## Aim of the exercise
Print the records again, character for character.

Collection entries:
★ ★ ★ ★ ★ ★ ★

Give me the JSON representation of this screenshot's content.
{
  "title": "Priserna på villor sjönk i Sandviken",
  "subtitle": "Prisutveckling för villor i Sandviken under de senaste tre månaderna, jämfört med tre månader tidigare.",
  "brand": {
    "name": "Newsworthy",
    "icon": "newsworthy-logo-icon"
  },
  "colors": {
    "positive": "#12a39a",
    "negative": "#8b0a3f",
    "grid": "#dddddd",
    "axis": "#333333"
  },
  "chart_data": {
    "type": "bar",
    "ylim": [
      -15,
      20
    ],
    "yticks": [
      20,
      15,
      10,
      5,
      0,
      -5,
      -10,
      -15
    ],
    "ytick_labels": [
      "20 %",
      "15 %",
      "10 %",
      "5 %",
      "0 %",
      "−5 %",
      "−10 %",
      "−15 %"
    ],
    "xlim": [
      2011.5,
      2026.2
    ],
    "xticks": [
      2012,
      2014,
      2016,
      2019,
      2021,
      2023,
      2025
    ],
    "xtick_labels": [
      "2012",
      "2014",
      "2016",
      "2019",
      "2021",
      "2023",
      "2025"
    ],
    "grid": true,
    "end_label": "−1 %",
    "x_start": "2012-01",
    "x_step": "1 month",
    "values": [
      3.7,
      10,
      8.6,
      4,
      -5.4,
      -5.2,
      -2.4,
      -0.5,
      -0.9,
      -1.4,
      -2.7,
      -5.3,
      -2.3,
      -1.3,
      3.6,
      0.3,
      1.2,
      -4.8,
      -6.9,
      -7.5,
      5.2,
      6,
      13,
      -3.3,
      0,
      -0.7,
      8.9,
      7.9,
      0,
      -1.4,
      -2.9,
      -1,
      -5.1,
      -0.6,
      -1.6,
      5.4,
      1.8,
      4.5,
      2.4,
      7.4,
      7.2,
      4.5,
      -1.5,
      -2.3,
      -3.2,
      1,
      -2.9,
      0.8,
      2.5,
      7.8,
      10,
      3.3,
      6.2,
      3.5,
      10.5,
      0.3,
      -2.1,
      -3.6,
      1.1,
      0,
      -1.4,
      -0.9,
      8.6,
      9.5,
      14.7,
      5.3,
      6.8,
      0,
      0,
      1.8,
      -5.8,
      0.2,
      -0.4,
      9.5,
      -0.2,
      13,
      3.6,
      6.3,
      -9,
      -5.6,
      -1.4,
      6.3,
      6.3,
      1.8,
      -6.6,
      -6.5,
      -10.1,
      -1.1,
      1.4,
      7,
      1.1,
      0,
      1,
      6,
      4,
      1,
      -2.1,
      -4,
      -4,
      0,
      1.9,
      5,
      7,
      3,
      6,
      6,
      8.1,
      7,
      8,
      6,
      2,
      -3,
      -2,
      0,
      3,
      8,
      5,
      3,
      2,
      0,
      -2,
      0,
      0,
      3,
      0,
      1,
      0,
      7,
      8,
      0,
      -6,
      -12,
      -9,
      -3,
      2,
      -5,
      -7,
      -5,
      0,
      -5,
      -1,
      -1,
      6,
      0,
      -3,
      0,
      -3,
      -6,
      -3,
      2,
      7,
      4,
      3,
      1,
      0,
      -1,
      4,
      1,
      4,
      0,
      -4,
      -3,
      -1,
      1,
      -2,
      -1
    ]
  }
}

★ ★ ★ ★ ★ ★ ★

## Response to the task
Give me the JSON representation of this screenshot's content.
{
  "title": "Priserna på villor sjönk i Sandviken",
  "subtitle": "Prisutveckling för villor i Sandviken under de senaste tre månaderna, jämfört med tre månader tidigare.",
  "brand": {
    "name": "Newsworthy",
    "icon": "newsworthy-logo-icon"
  },
  "colors": {
    "positive": "#12a39a",
    "negative": "#8b0a3f",
    "grid": "#dddddd",
    "axis": "#333333"
  },
  "chart_data": {
    "type": "bar",
    "ylim": [
      -15,
      20
    ],
    "yticks": [
      20,
      15,
      10,
      5,
      0,
      -5,
      -10,
      -15
    ],
    "ytick_labels": [
      "20 %",
      "15 %",
      "10 %",
      "5 %",
      "0 %",
      "−5 %",
      "−10 %",
      "−15 %"
    ],
    "xlim": [
      2011.5,
      2026.2
    ],
    "xticks": [
      2012,
      2014,
      2016,
      2019,
      2021,
      2023,
      2025
    ],
    "xtick_labels": [
      "2012",
      "2014",
      "2016",
      "2019",
      "2021",
      "2023",
      "2025"
    ],
    "grid": true,
    "end_label": "−1 %",
    "x_start": "2012-01",
    "x_step": "1 month",
    "values": [
      3.7,
      10,
      8.6,
      4,
      -5.4,
      -5.2,
      -2.4,
      -0.5,
      -0.9,
      -1.4,
      -2.7,
      -5.3,
      -2.3,
      -1.3,
      3.6,
      0.3,
      1.2,
      -4.8,
      -6.9,
      -7.5,
      5.2,
      6,
      13,
      -3.3,
      0,
      -0.7,
      8.9,
      7.9,
      0,
      -1.4,
      -2.9,
      -1,
      -5.1,
      -0.6,
      -1.6,
      5.4,
      1.8,
      4.5,
      2.4,
      7.4,
      7.2,
      4.5,
      -1.5,
      -2.3,
      -3.2,
      1,
      -2.9,
      0.8,
      2.5,
      7.8,
      10,
      3.3,
      6.2,
      3.5,
      10.5,
      0.3,
      -2.1,
      -3.6,
      1.1,
      0,
      -1.4,
      -0.9,
      8.6,
      9.5,
      14.7,
      5.3,
      6.8,
      0,
      0,
      1.8,
      -5.8,
      0.2,
      -0.4,
      9.5,
      -0.2,
      13,
      3.6,
      6.3,
      -9,
      -5.6,
      -1.4,
      6.3,
      6.3,
      1.8,
      -6.6,
      -6.5,
      -10.1,
      -1.1,
      1.4,
      7,
      1.1,
      0,
      1,
      6,
      4,
      1,
      -2.1,
      -4,
      -4,
      0,
      1.9,
      5,
      7,
      3,
      6,
      6,
      8.1,
      7,
      8,
      6,
      2,
      -3,
      -2,
      0,
      3,
      8,
      5,
      3,
      2,
      0,
      -2,
      0,
      0,
      3,
      0,
      1,
      0,
      7,
      8,
      0,
      -6,
      -12,
      -9,
      -3,
      2,
      -5,
      -7,
      -5,
      0,
      -5,
      -1,
      -1,
      6,
      0,
      -3,
      0,
      -3,
      -6,
      -3,
      2,
      7,
      4,
      3,
      1,
      0,
      -1,
      4,
      1,
      4,
      0,
      -4,
      -3,
      -1,
      1,
      -2,
      -1
    ]
  }
}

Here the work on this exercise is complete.